**Aim:**
Each line that follows should be printed again exactly as it stands.

**Listed records:**

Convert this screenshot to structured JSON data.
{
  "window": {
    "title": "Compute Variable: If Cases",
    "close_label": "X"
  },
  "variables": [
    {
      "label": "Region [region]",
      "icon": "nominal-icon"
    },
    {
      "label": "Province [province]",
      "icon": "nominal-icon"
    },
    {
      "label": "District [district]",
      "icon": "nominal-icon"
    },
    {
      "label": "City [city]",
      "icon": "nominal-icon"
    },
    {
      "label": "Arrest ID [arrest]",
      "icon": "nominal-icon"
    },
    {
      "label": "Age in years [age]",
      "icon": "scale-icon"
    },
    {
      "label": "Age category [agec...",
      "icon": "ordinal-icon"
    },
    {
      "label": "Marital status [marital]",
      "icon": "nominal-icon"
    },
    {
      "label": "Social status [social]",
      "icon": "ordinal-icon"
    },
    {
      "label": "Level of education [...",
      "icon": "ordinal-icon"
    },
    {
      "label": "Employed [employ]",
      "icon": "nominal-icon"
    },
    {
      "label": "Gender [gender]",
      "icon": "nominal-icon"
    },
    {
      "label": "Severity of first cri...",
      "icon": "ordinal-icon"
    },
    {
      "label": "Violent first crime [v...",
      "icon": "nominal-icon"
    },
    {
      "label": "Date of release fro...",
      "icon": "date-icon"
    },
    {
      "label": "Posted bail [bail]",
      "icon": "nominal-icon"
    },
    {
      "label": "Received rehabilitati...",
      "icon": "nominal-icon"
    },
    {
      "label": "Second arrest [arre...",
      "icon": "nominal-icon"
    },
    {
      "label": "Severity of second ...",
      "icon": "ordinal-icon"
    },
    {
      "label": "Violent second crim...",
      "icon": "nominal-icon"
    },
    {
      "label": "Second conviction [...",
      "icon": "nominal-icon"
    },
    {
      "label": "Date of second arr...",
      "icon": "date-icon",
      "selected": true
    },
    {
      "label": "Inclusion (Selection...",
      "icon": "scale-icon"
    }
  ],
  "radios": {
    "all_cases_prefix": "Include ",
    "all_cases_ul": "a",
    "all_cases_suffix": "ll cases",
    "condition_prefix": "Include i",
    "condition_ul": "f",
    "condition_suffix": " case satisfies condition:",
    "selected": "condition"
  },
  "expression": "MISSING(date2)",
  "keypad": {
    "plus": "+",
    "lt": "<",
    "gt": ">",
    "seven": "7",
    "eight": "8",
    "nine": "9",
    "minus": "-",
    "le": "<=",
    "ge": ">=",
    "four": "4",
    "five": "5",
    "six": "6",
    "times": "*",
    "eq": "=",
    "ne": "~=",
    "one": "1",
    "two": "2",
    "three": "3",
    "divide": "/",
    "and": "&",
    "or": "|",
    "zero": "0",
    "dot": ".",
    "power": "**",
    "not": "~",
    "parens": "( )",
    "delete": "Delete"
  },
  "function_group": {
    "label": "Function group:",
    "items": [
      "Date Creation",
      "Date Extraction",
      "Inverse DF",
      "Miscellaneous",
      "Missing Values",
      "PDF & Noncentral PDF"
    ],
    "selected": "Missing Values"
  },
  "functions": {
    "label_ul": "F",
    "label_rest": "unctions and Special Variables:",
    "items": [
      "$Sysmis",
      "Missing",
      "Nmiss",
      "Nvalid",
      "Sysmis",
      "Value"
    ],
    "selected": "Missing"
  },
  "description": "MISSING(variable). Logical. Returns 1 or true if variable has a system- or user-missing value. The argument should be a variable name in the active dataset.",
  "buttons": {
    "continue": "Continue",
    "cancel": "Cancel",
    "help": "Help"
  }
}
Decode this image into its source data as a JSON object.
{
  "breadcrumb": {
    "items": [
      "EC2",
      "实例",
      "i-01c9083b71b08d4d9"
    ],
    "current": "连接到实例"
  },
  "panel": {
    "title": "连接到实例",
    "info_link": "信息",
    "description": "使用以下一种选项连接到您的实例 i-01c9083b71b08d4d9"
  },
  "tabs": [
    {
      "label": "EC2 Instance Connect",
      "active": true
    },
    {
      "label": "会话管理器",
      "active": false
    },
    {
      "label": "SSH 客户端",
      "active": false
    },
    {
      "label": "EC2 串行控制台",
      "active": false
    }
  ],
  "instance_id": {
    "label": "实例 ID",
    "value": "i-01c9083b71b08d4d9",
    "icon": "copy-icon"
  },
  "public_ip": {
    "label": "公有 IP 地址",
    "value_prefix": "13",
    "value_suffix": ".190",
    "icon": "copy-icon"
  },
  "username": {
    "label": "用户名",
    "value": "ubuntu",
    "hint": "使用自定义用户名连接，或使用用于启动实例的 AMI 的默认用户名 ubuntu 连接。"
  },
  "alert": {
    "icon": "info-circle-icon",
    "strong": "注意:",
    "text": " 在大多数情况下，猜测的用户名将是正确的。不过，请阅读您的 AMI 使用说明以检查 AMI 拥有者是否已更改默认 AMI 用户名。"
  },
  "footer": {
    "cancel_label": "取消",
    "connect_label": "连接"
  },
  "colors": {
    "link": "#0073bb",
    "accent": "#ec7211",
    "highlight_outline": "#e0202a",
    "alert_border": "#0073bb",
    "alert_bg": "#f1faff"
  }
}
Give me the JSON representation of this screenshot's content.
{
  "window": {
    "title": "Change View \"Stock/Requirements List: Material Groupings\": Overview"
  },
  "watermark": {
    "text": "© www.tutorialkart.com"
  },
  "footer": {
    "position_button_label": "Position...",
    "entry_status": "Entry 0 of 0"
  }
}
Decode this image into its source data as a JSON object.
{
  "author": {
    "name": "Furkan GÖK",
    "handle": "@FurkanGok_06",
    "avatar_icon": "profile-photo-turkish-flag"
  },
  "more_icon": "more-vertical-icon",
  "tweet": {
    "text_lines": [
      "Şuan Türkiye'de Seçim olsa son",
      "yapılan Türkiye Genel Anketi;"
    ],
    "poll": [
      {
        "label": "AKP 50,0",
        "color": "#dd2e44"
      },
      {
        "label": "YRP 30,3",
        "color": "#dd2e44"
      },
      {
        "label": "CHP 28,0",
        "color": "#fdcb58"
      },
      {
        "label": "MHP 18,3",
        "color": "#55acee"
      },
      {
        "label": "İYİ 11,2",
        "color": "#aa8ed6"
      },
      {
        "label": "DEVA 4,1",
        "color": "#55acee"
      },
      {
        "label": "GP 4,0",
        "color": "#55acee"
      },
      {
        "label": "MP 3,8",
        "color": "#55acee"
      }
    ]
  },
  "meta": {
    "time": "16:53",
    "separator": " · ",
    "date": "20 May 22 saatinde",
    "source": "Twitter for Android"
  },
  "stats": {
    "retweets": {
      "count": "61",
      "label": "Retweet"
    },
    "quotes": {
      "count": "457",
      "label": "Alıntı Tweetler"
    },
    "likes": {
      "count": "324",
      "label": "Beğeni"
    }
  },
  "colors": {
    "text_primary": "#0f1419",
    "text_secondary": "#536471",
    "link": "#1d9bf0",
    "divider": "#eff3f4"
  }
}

**Correct result:**
Convert this screenshot to structured JSON data.
{
  "window": {
    "title": "Compute Variable: If Cases",
    "close_label": "X"
  },
  "variables": [
    {
      "label": "Region [region]",
      "icon": "nominal-icon"
    },
    {
      "label": "Province [province]",
      "icon": "nominal-icon"
    },
    {
      "label": "District [district]",
      "icon": "nominal-icon"
    },
    {
      "label": "City [city]",
      "icon": "nominal-icon"
    },
    {
      "label": "Arrest ID [arrest]",
      "icon": "nominal-icon"
    },
    {
      "label": "Age in years [age]",
      "icon": "scale-icon"
    },
    {
      "label": "Age category [agec...",
      "icon": "ordinal-icon"
    },
    {
      "label": "Marital status [marital]",
      "icon": "nominal-icon"
    },
    {
      "label": "Social status [social]",
      "icon": "ordinal-icon"
    },
    {
      "label": "Level of education [...",
      "icon": "ordinal-icon"
    },
    {
      "label": "Employed [employ]",
      "icon": "nominal-icon"
    },
    {
      "label": "Gender [gender]",
      "icon": "nominal-icon"
    },
    {
      "label": "Severity of first cri...",
      "icon": "ordinal-icon"
    },
    {
      "label": "Violent first crime [v...",
      "icon": "nominal-icon"
    },
    {
      "label": "Date of release fro...",
      "icon": "date-icon"
    },
    {
      "label": "Posted bail [bail]",
      "icon": "nominal-icon"
    },
    {
      "label": "Received rehabilitati...",
      "icon": "nominal-icon"
    },
    {
      "label": "Second arrest [arre...",
      "icon": "nominal-icon"
    },
    {
      "label": "Severity of second ...",
      "icon": "ordinal-icon"
    },
    {
      "label": "Violent second crim...",
      "icon": "nominal-icon"
    },
    {
      "label": "Second conviction [...",
      "icon": "nominal-icon"
    },
    {
      "label": "Date of second arr...",
      "icon": "date-icon",
      "selected": true
    },
    {
      "label": "Inclusion (Selection...",
      "icon": "scale-icon"
    }
  ],
  "radios": {
    "all_cases_prefix": "Include ",
    "all_cases_ul": "a",
    "all_cases_suffix": "ll cases",
    "condition_prefix": "Include i",
    "condition_ul": "f",
    "condition_suffix": " case satisfies condition:",
    "selected": "condition"
  },
  "expression": "MISSING(date2)",
  "keypad": {
    "plus": "+",
    "lt": "<",
    "gt": ">",
    "seven": "7",
    "eight": "8",
    "nine": "9",
    "minus": "-",
    "le": "<=",
    "ge": ">=",
    "four": "4",
    "five": "5",
    "six": "6",
    "times": "*",
    "eq": "=",
    "ne": "~=",
    "one": "1",
    "two": "2",
    "three": "3",
    "divide": "/",
    "and": "&",
    "or": "|",
    "zero": "0",
    "dot": ".",
    "power": "**",
    "not": "~",
    "parens": "( )",
    "delete": "Delete"
  },
  "function_group": {
    "label": "Function group:",
    "items": [
      "Date Creation",
      "Date Extraction",
      "Inverse DF",
      "Miscellaneous",
      "Missing Values",
      "PDF & Noncentral PDF"
    ],
    "selected": "Missing Values"
  },
  "functions": {
    "label_ul": "F",
    "label_rest": "unctions and Special Variables:",
    "items": [
      "$Sysmis",
      "Missing",
      "Nmiss",
      "Nvalid",
      "Sysmis",
      "Value"
    ],
    "selected": "Missing"
  },
  "description": "MISSING(variable). Logical. Returns 1 or true if variable has a system- or user-missing value. The argument should be a variable name in the active dataset.",
  "buttons": {
    "continue": "Continue",
    "cancel": "Cancel",
    "help": "Help"
  }
}
Decode this image into its source data as a JSON object.
{
  "breadcrumb": {
    "items": [
      "EC2",
      "实例",
      "i-01c9083b71b08d4d9"
    ],
    "current": "连接到实例"
  },
  "panel": {
    "title": "连接到实例",
    "info_link": "信息",
    "description": "使用以下一种选项连接到您的实例 i-01c9083b71b08d4d9"
  },
  "tabs": [
    {
      "label": "EC2 Instance Connect",
      "active": true
    },
    {
      "label": "会话管理器",
      "active": false
    },
    {
      "label": "SSH 客户端",
      "active": false
    },
    {
      "label": "EC2 串行控制台",
      "active": false
    }
  ],
  "instance_id": {
    "label": "实例 ID",
    "value": "i-01c9083b71b08d4d9",
    "icon": "copy-icon"
  },
  "public_ip": {
    "label": "公有 IP 地址",
    "value_prefix": "13",
    "value_suffix": ".190",
    "icon": "copy-icon"
  },
  "username": {
    "label": "用户名",
    "value": "ubuntu",
    "hint": "使用自定义用户名连接，或使用用于启动实例的 AMI 的默认用户名 ubuntu 连接。"
  },
  "alert": {
    "icon": "info-circle-icon",
    "strong": "注意:",
    "text": " 在大多数情况下，猜测的用户名将是正确的。不过，请阅读您的 AMI 使用说明以检查 AMI 拥有者是否已更改默认 AMI 用户名。"
  },
  "footer": {
    "cancel_label": "取消",
    "connect_label": "连接"
  },
  "colors": {
    "link": "#0073bb",
    "accent": "#ec7211",
    "highlight_outline": "#e0202a",
    "alert_border": "#0073bb",
    "alert_bg": "#f1faff"
  }
}
Give me the JSON representation of this screenshot's content.
{
  "window": {
    "title": "Change View \"Stock/Requirements List: Material Groupings\": Overview"
  },
  "watermark": {
    "text": "© www.tutorialkart.com"
  },
  "footer": {
    "position_button_label": "Position...",
    "entry_status": "Entry 0 of 0"
  }
}
Decode this image into its source data as a JSON object.
{
  "author": {
    "name": "Furkan GÖK",
    "handle": "@FurkanGok_06",
    "avatar_icon": "profile-photo-turkish-flag"
  },
  "more_icon": "more-vertical-icon",
  "tweet": {
    "text_lines": [
      "Şuan Türkiye'de Seçim olsa son",
      "yapılan Türkiye Genel Anketi;"
    ],
    "poll": [
      {
        "label": "AKP 50,0",
        "color": "#dd2e44"
      },
      {
        "label": "YRP 30,3",
        "color": "#dd2e44"
      },
      {
        "label": "CHP 28,0",
        "color": "#fdcb58"
      },
      {
        "label": "MHP 18,3",
        "color": "#55acee"
      },
      {
        "label": "İYİ 11,2",
        "color": "#aa8ed6"
      },
      {
        "label": "DEVA 4,1",
        "color": "#55acee"
      },
      {
        "label": "GP 4,0",
        "color": "#55acee"
      },
      {
        "label": "MP 3,8",
        "color": "#55acee"
      }
    ]
  },
  "meta": {
    "time": "16:53",
    "separator": " · ",
    "date": "20 May 22 saatinde",
    "source": "Twitter for Android"
  },
  "stats": {
    "retweets": {
      "count": "61",
      "label": "Retweet"
    },
    "quotes": {
      "count": "457",
      "label": "Alıntı Tweetler"
    },
    "likes": {
      "count": "324",
      "label": "Beğeni"
    }
  },
  "colors": {
    "text_primary": "#0f1419",
    "text_secondary": "#536471",
    "link": "#1d9bf0",
    "divider": "#eff3f4"
  }
}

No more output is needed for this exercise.